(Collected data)
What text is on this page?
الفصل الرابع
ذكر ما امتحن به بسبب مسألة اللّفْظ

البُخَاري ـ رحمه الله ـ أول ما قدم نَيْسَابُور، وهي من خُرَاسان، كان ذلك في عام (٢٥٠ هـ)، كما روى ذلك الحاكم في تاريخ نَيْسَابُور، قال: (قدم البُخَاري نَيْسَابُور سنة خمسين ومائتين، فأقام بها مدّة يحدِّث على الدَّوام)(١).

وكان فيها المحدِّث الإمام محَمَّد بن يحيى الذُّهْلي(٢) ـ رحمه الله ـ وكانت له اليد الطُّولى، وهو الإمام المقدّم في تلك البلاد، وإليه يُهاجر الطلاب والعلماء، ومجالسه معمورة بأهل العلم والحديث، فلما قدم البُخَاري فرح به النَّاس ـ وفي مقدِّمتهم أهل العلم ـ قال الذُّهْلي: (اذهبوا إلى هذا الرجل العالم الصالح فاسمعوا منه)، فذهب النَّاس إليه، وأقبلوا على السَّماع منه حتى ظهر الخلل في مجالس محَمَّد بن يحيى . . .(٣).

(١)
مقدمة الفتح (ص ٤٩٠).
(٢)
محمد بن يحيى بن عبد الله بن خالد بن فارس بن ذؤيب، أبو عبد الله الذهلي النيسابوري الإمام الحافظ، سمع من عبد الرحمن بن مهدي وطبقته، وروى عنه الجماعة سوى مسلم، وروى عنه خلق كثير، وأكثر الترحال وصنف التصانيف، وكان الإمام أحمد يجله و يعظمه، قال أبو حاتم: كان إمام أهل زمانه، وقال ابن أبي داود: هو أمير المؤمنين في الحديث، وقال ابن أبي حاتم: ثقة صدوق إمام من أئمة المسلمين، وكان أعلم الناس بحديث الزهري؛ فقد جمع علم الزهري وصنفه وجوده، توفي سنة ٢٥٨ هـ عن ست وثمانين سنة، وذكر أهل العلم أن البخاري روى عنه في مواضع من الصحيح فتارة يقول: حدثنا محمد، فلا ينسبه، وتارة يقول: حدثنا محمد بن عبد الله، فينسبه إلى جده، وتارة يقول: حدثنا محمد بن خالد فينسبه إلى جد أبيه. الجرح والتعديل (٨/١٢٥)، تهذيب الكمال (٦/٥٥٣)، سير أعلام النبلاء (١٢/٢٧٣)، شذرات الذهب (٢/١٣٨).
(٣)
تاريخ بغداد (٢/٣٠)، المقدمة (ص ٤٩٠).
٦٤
---
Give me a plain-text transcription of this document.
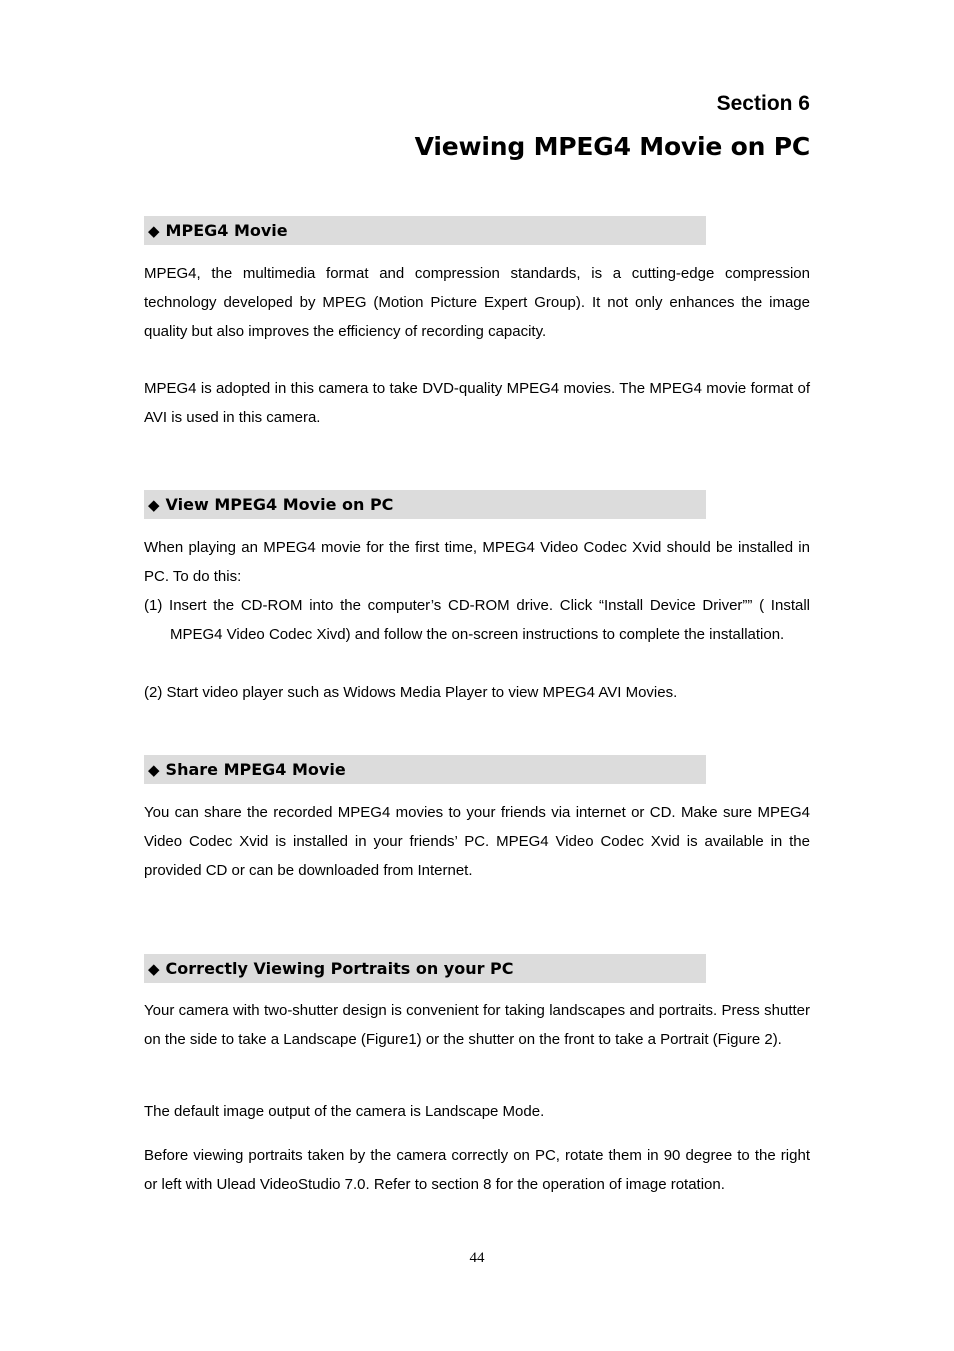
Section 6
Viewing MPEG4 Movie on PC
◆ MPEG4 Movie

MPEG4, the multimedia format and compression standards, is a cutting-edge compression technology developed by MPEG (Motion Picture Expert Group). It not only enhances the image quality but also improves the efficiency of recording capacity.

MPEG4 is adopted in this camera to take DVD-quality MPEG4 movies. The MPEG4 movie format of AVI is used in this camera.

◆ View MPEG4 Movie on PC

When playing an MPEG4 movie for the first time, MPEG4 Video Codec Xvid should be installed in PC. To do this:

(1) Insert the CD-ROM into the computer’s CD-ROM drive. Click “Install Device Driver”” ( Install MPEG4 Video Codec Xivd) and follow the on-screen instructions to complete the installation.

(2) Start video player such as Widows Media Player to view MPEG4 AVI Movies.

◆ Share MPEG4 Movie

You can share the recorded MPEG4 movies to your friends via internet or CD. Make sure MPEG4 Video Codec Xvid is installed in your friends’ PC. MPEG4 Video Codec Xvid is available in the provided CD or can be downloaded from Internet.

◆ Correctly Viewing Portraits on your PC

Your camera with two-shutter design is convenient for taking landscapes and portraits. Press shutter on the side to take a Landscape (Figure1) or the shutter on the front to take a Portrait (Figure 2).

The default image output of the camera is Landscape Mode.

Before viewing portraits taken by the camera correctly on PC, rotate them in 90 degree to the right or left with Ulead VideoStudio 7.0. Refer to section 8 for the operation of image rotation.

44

*AIM OF THE TASK*.
Among the lines of the material, find those that hold the word "Landscape" and copy them.

*SOLUTION TO THE EXERCISE*.
Your camera with two-shutter design is convenient for taking landscapes and portraits. Press shutter on the side to take a Landscape (Figure1) or the shutter on the front to take a Portrait (Figure 2).
The default image output of the camera is Landscape Mode.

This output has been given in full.